(Entries from a dataset)
[start]
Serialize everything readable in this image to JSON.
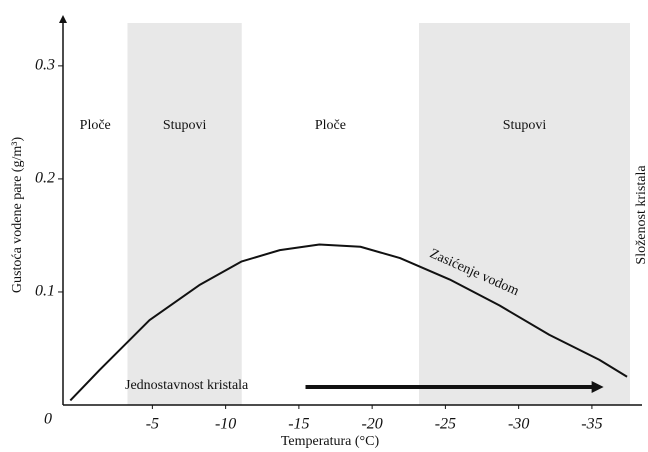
{
  "chart_data": {
    "type": "line",
    "xlabel": "Temperatura (°C)",
    "ylabel": "Gustoća vodene pare (g/m³)",
    "origin_label": "0",
    "x": [
      0.6,
      -1.4,
      -4.8,
      -8.2,
      -11.1,
      -13.7,
      -16.4,
      -19.2,
      -21.9,
      -25.3,
      -28.7,
      -32.1,
      -35.5,
      -37.4
    ],
    "series": [
      {
        "name": "Zasićenje vodom",
        "color": "#111111",
        "values": [
          0.004,
          0.031,
          0.075,
          0.106,
          0.127,
          0.137,
          0.142,
          0.14,
          0.13,
          0.111,
          0.088,
          0.062,
          0.04,
          0.025
        ]
      }
    ],
    "xlim": [
      1.1,
      -37.6
    ],
    "xticks": [
      -5,
      -10,
      -15,
      -20,
      -25,
      -30,
      -35
    ],
    "ylim": [
      0,
      0.345
    ],
    "yticks": [
      0.1,
      0.2,
      0.3
    ],
    "regions": [
      {
        "label": "Ploče",
        "from": 1.1,
        "to": -3.3,
        "shaded": false
      },
      {
        "label": "Stupovi",
        "from": -3.3,
        "to": -11.1,
        "shaded": true
      },
      {
        "label": "Ploče",
        "from": -11.1,
        "to": -23.2,
        "shaded": false
      },
      {
        "label": "Stupovi",
        "from": -23.2,
        "to": -37.6,
        "shaded": true
      }
    ],
    "annotations": {
      "arrow_text": "Jednostavnost kristala",
      "arrow_from": -0.3,
      "arrow_to": -35.8,
      "right_text": "Složenost kristala"
    }
  }
}
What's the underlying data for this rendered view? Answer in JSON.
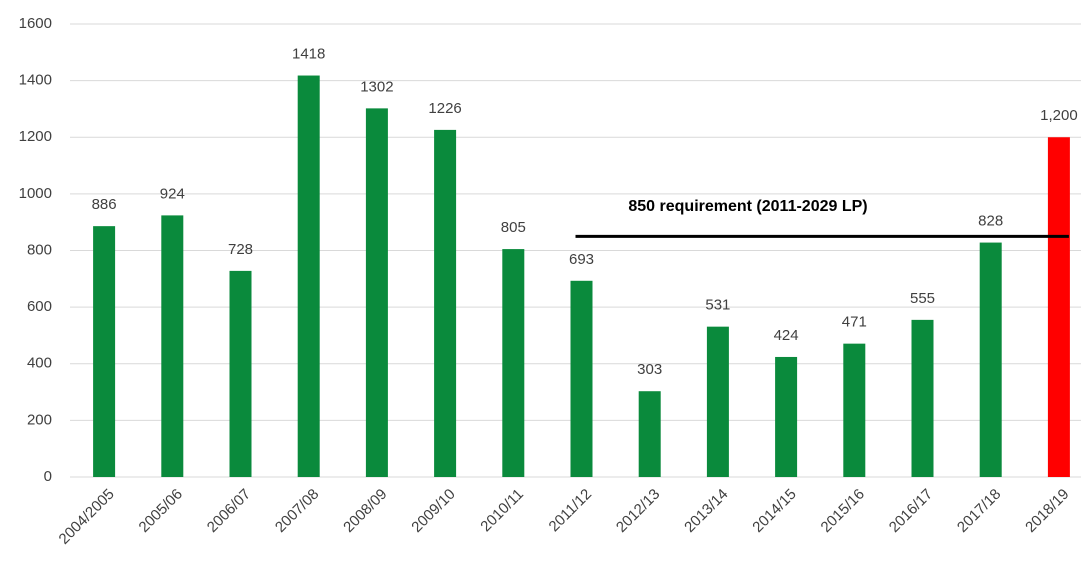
{
  "chart_data": {
    "type": "bar",
    "categories": [
      "2004/2005",
      "2005/06",
      "2006/07",
      "2007/08",
      "2008/09",
      "2009/10",
      "2010/11",
      "2011/12",
      "2012/13",
      "2013/14",
      "2014/15",
      "2015/16",
      "2016/17",
      "2017/18",
      "2018/19"
    ],
    "values": [
      886,
      924,
      728,
      1418,
      1302,
      1226,
      805,
      693,
      303,
      531,
      424,
      471,
      555,
      828,
      1200
    ],
    "value_labels": [
      "886",
      "924",
      "728",
      "1418",
      "1302",
      "1226",
      "805",
      "693",
      "303",
      "531",
      "424",
      "471",
      "555",
      "828",
      "1,200"
    ],
    "colors": [
      "#0a8a3c",
      "#0a8a3c",
      "#0a8a3c",
      "#0a8a3c",
      "#0a8a3c",
      "#0a8a3c",
      "#0a8a3c",
      "#0a8a3c",
      "#0a8a3c",
      "#0a8a3c",
      "#0a8a3c",
      "#0a8a3c",
      "#0a8a3c",
      "#0a8a3c",
      "#ff0000"
    ],
    "ylim": [
      0,
      1600
    ],
    "yticks": [
      0,
      200,
      400,
      600,
      800,
      1000,
      1200,
      1400,
      1600
    ],
    "grid": true,
    "reference_line": {
      "value": 850,
      "label": "850 requirement (2011-2029 LP)",
      "from": "2011/12",
      "to": "2018/19",
      "color": "#000000"
    }
  }
}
[end]
## Brief
Pictures in the data above should not be copied; transcribe everything else exactly.

## Correct result
Serialize everything readable in this image to JSON.
{
  "chart_data": {
    "type": "line",
    "xlabel": "Temperatura (°C)",
    "ylabel": "Gustoća vodene pare (g/m³)",
    "origin_label": "0",
    "x": [
      0.6,
      -1.4,
      -4.8,
      -8.2,
      -11.1,
      -13.7,
      -16.4,
      -19.2,
      -21.9,
      -25.3,
      -28.7,
      -32.1,
      -35.5,
      -37.4
    ],
    "series": [
      {
        "name": "Zasićenje vodom",
        "color": "#111111",
        "values": [
          0.004,
          0.031,
          0.075,
          0.106,
          0.127,
          0.137,
          0.142,
          0.14,
          0.13,
          0.111,
          0.088,
          0.062,
          0.04,
          0.025
        ]
      }
    ],
    "xlim": [
      1.1,
      -37.6
    ],
    "xticks": [
      -5,
      -10,
      -15,
      -20,
      -25,
      -30,
      -35
    ],
    "ylim": [
      0,
      0.345
    ],
    "yticks": [
      0.1,
      0.2,
      0.3
    ],
    "regions": [
      {
        "label": "Ploče",
        "from": 1.1,
        "to": -3.3,
        "shaded": false
      },
      {
        "label": "Stupovi",
        "from": -3.3,
        "to": -11.1,
        "shaded": true
      },
      {
        "label": "Ploče",
        "from": -11.1,
        "to": -23.2,
        "shaded": false
      },
      {
        "label": "Stupovi",
        "from": -23.2,
        "to": -37.6,
        "shaded": true
      }
    ],
    "annotations": {
      "arrow_text": "Jednostavnost kristala",
      "arrow_from": -0.3,
      "arrow_to": -35.8,
      "right_text": "Složenost kristala"
    }
  }
}
What's the underlying data for this rendered view? Answer in JSON.
{
  "chart_data": {
    "type": "bar",
    "categories": [
      "2004/2005",
      "2005/06",
      "2006/07",
      "2007/08",
      "2008/09",
      "2009/10",
      "2010/11",
      "2011/12",
      "2012/13",
      "2013/14",
      "2014/15",
      "2015/16",
      "2016/17",
      "2017/18",
      "2018/19"
    ],
    "values": [
      886,
      924,
      728,
      1418,
      1302,
      1226,
      805,
      693,
      303,
      531,
      424,
      471,
      555,
      828,
      1200
    ],
    "value_labels": [
      "886",
      "924",
      "728",
      "1418",
      "1302",
      "1226",
      "805",
      "693",
      "303",
      "531",
      "424",
      "471",
      "555",
      "828",
      "1,200"
    ],
    "colors": [
      "#0a8a3c",
      "#0a8a3c",
      "#0a8a3c",
      "#0a8a3c",
      "#0a8a3c",
      "#0a8a3c",
      "#0a8a3c",
      "#0a8a3c",
      "#0a8a3c",
      "#0a8a3c",
      "#0a8a3c",
      "#0a8a3c",
      "#0a8a3c",
      "#0a8a3c",
      "#ff0000"
    ],
    "ylim": [
      0,
      1600
    ],
    "yticks": [
      0,
      200,
      400,
      600,
      800,
      1000,
      1200,
      1400,
      1600
    ],
    "grid": true,
    "reference_line": {
      "value": 850,
      "label": "850 requirement (2011-2029 LP)",
      "from": "2011/12",
      "to": "2018/19",
      "color": "#000000"
    }
  }
}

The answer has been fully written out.